Figure record extracts:
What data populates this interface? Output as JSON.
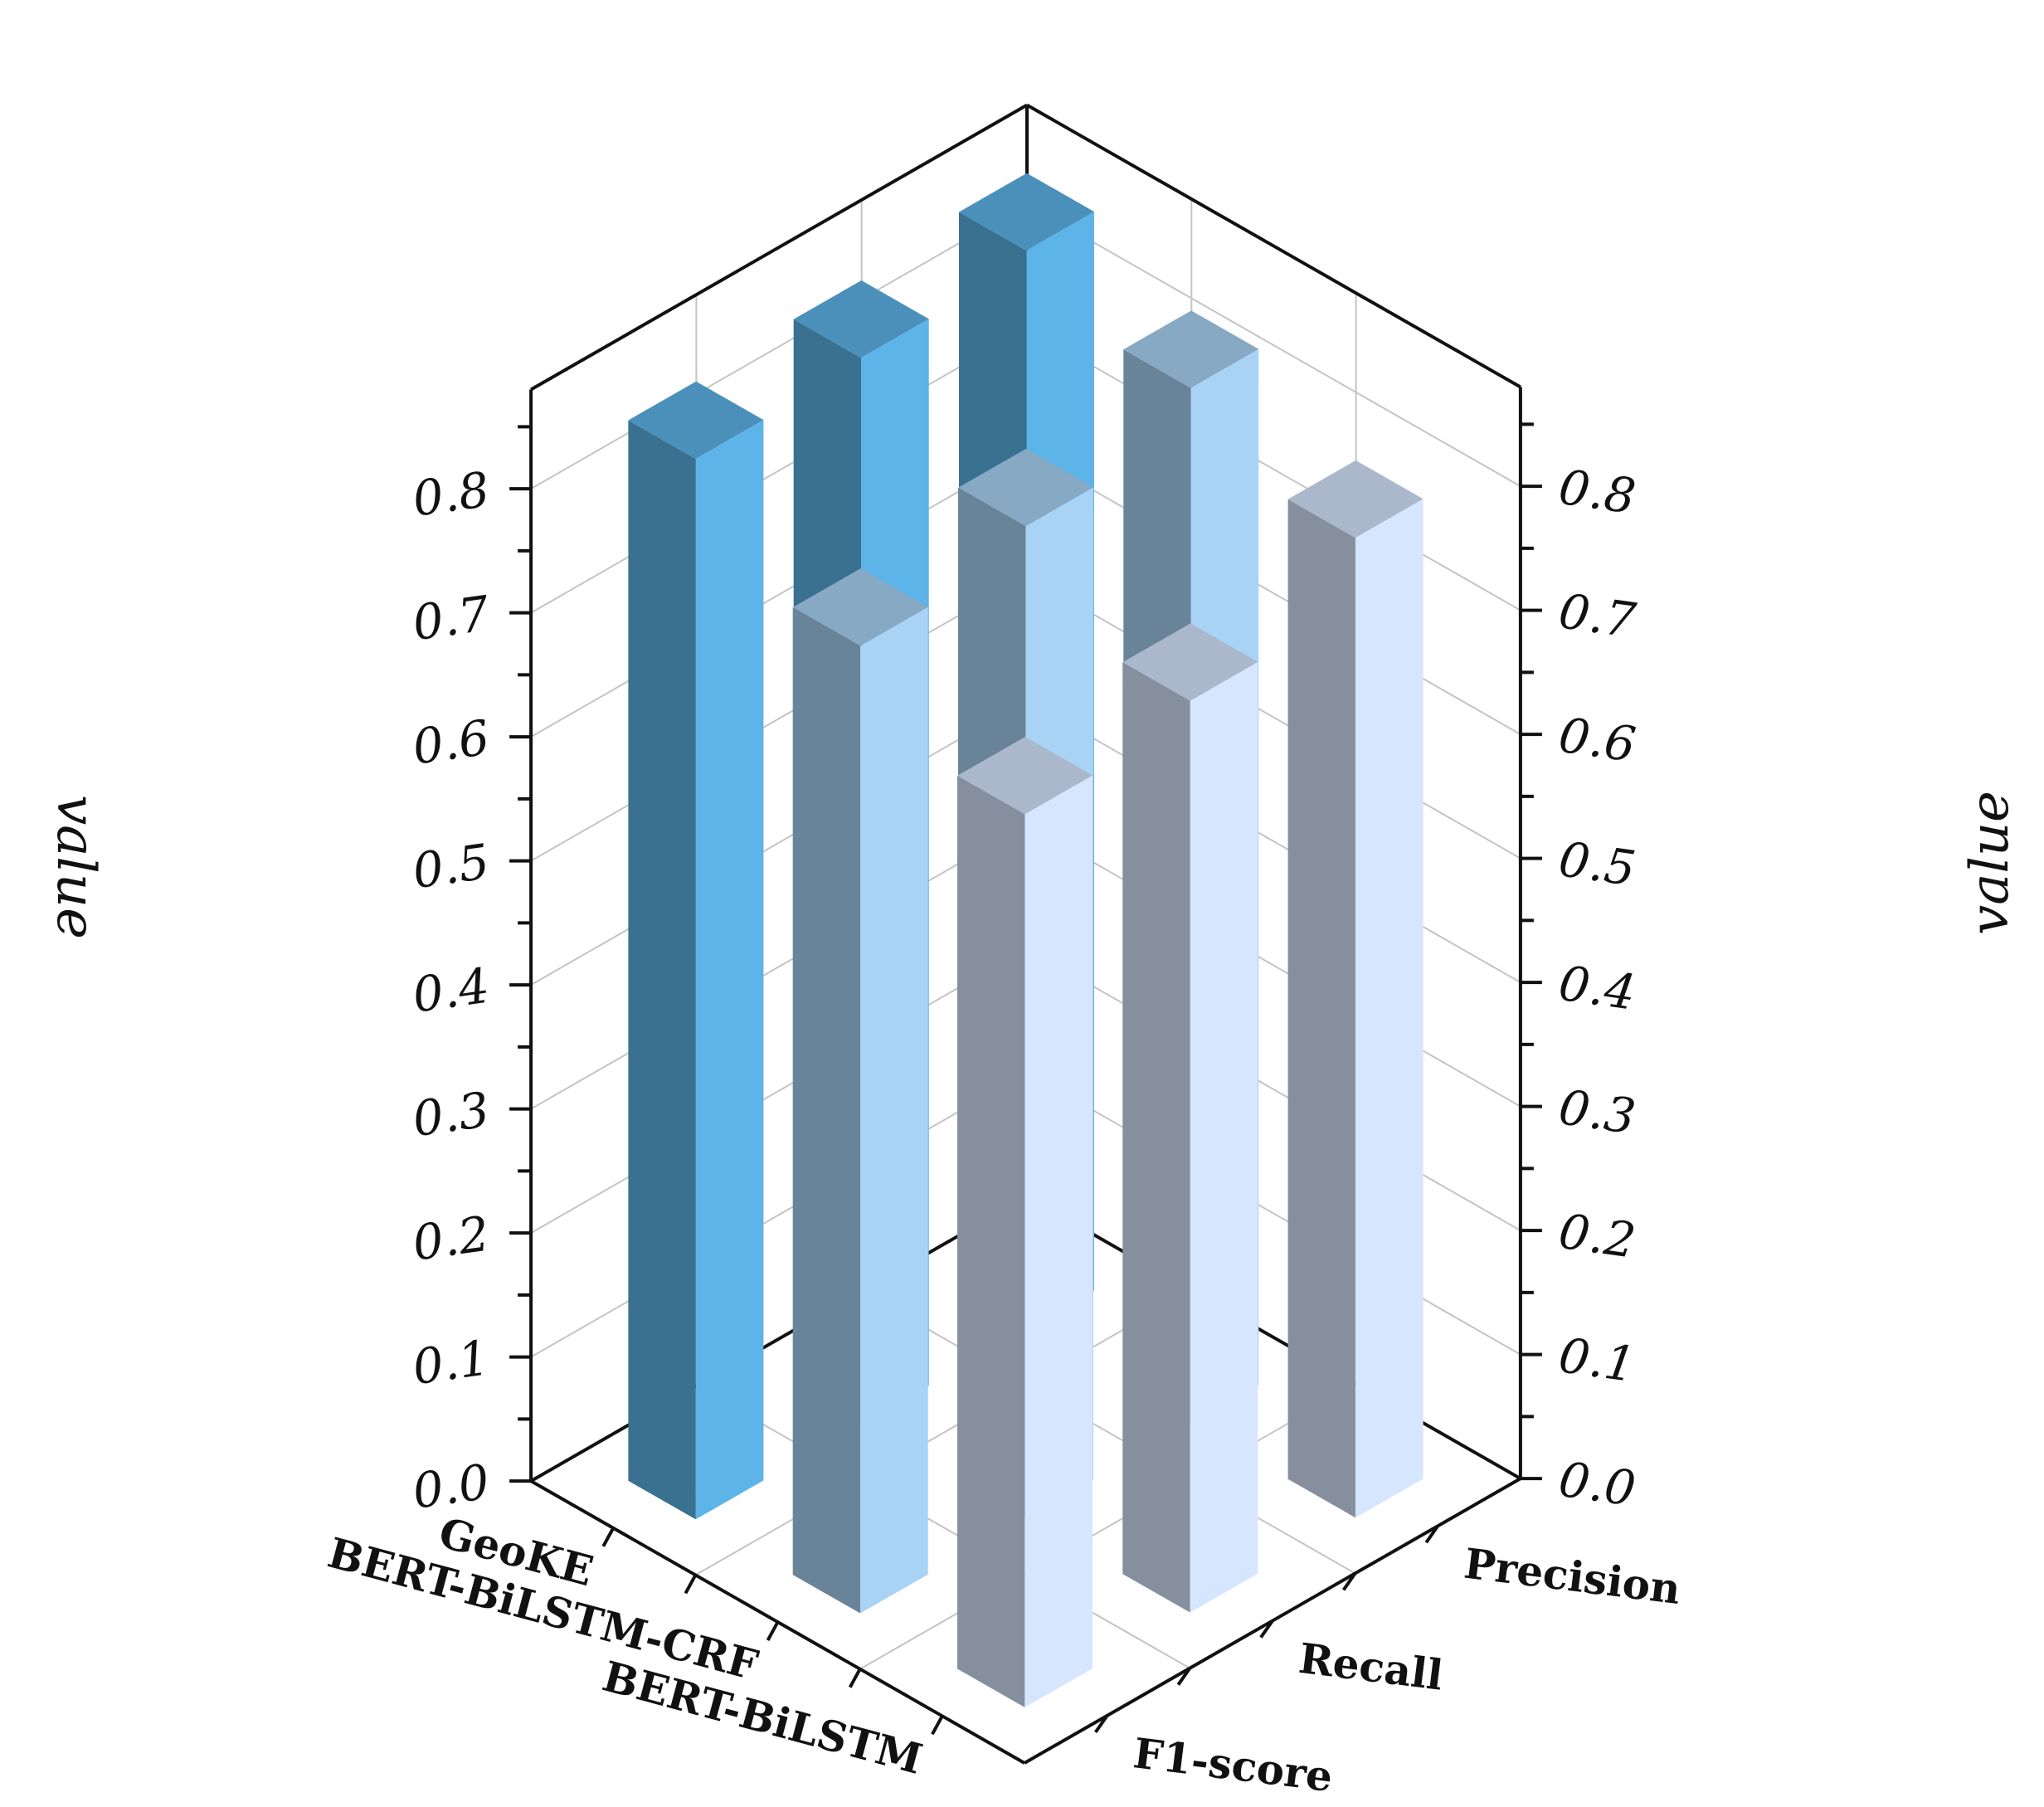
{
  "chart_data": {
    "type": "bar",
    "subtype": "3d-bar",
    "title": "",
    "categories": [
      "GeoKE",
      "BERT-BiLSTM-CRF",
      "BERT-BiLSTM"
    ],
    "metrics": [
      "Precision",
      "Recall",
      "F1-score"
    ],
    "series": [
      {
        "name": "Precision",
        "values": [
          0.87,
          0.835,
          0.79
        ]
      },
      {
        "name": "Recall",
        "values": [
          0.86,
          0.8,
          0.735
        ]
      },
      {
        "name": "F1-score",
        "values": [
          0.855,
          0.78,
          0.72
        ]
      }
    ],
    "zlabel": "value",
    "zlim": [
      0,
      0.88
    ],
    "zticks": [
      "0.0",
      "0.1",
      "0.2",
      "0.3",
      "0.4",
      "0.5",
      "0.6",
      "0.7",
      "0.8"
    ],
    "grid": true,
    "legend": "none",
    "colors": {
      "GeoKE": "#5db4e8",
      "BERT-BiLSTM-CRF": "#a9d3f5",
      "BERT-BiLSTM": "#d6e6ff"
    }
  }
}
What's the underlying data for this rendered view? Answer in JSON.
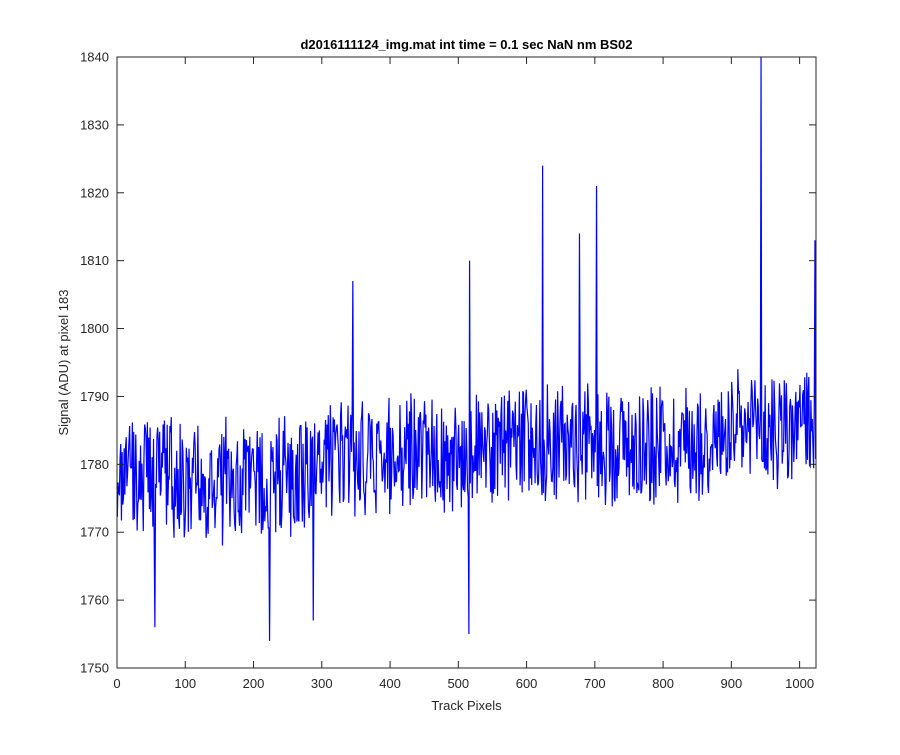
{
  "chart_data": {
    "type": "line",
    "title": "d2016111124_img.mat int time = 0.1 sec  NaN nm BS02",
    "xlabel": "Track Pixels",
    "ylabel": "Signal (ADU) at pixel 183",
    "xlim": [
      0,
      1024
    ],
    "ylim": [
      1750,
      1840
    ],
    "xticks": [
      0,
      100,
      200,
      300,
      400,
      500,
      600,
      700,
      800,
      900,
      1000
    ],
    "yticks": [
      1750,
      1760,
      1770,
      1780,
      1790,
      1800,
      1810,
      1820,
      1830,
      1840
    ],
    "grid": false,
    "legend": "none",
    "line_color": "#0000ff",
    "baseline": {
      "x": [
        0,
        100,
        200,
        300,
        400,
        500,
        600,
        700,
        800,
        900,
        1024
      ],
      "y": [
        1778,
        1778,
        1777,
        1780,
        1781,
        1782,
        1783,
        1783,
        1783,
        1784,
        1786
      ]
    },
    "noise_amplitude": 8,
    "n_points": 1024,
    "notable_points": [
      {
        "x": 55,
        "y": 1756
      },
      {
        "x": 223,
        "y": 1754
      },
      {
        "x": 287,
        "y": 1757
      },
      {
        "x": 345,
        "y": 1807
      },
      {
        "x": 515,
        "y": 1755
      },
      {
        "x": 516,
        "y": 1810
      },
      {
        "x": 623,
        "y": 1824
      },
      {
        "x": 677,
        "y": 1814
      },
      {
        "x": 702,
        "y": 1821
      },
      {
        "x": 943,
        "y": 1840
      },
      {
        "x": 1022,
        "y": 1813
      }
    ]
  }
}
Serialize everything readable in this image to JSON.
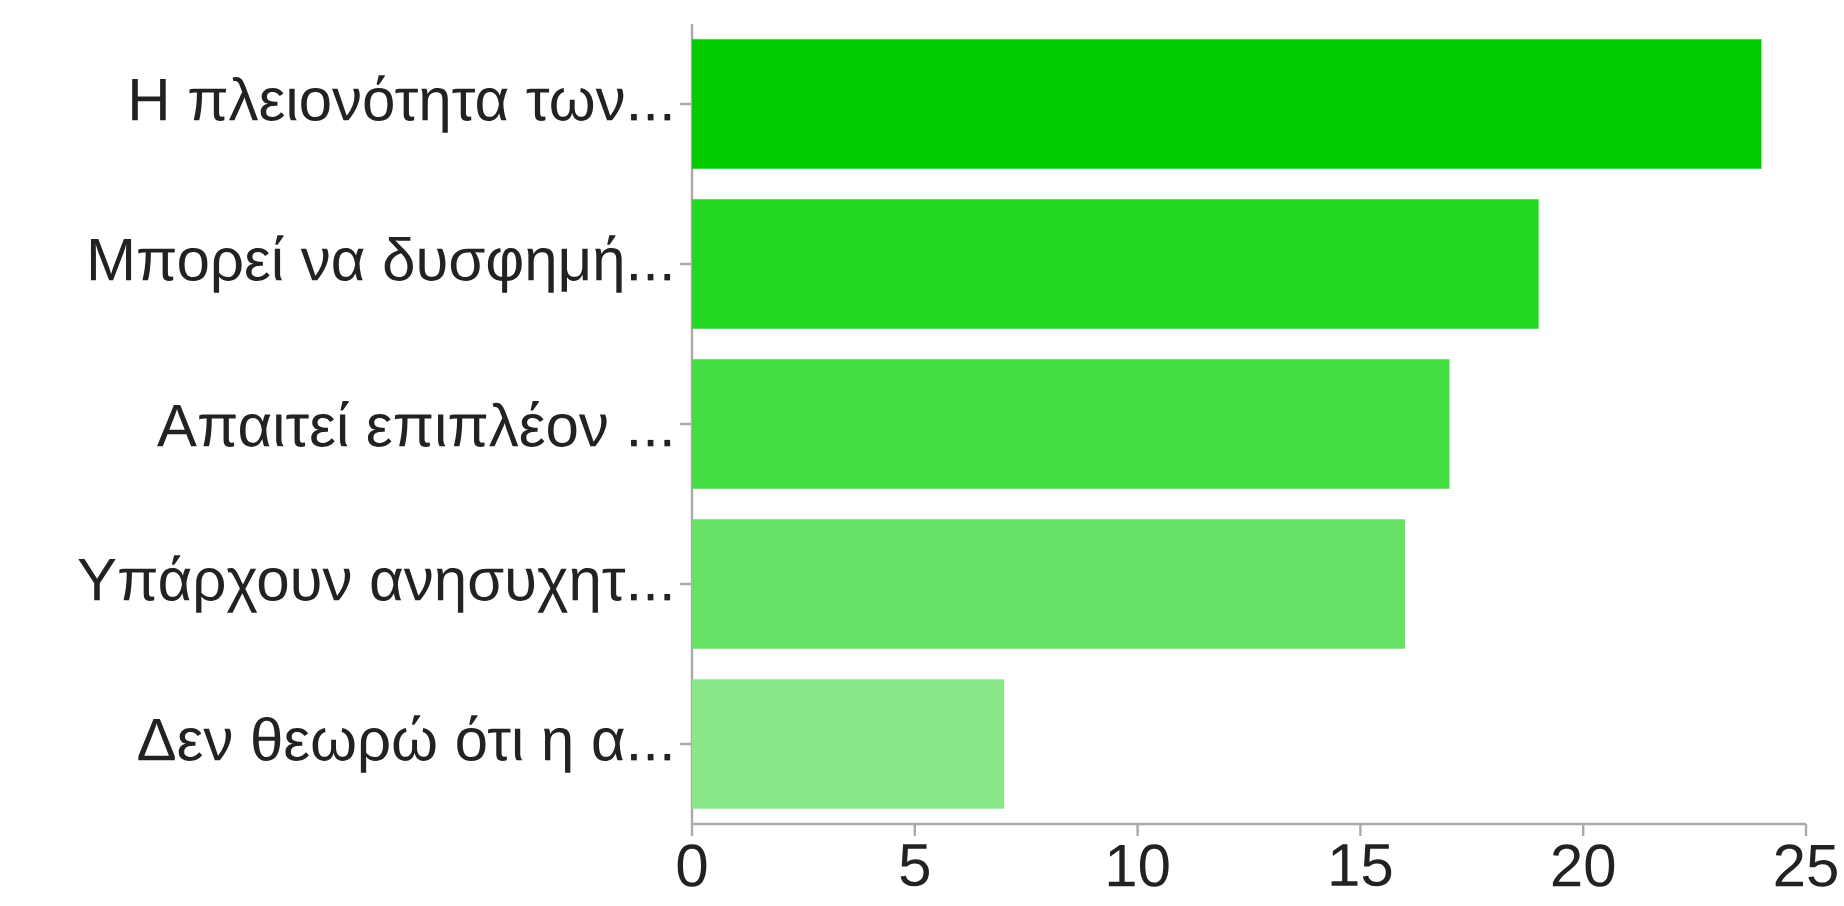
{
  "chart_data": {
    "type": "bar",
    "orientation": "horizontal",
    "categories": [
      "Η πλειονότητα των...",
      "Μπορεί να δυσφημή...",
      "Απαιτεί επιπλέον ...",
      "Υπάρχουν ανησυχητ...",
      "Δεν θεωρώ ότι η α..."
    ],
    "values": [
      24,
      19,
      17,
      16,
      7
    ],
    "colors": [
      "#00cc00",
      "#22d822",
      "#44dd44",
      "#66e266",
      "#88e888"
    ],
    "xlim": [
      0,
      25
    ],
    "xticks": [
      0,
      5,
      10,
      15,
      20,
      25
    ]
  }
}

- Required task
Output the span from the line with "Serialize everything readable" through the last line of the data, inclusive and exact, and omit every picture.

- Result for this exercise
Serialize everything readable in this image to JSON.
{
  "chart_data": {
    "type": "bar",
    "orientation": "horizontal",
    "categories": [
      "Η πλειονότητα των...",
      "Μπορεί να δυσφημή...",
      "Απαιτεί επιπλέον ...",
      "Υπάρχουν ανησυχητ...",
      "Δεν θεωρώ ότι η α..."
    ],
    "values": [
      24,
      19,
      17,
      16,
      7
    ],
    "colors": [
      "#00cc00",
      "#22d822",
      "#44dd44",
      "#66e266",
      "#88e888"
    ],
    "xlim": [
      0,
      25
    ],
    "xticks": [
      0,
      5,
      10,
      15,
      20,
      25
    ]
  }
}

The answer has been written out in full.